Given task
Please count the lines below that contain the word "Таблица", and reply with that number alone.
===
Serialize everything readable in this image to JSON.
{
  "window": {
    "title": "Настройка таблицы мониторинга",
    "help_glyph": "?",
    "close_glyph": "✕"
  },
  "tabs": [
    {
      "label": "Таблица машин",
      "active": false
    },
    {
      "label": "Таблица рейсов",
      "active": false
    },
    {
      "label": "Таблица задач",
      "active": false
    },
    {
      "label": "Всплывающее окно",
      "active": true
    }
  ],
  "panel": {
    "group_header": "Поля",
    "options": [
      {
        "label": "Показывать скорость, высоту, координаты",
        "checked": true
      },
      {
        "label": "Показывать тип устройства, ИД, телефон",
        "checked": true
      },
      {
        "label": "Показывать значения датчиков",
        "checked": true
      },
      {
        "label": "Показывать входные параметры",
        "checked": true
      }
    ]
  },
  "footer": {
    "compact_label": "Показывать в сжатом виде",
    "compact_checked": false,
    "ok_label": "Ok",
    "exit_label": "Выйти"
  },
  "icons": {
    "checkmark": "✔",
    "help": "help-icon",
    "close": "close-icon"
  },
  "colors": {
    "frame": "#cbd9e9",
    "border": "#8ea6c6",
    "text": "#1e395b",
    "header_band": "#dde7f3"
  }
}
===
Correct answer
3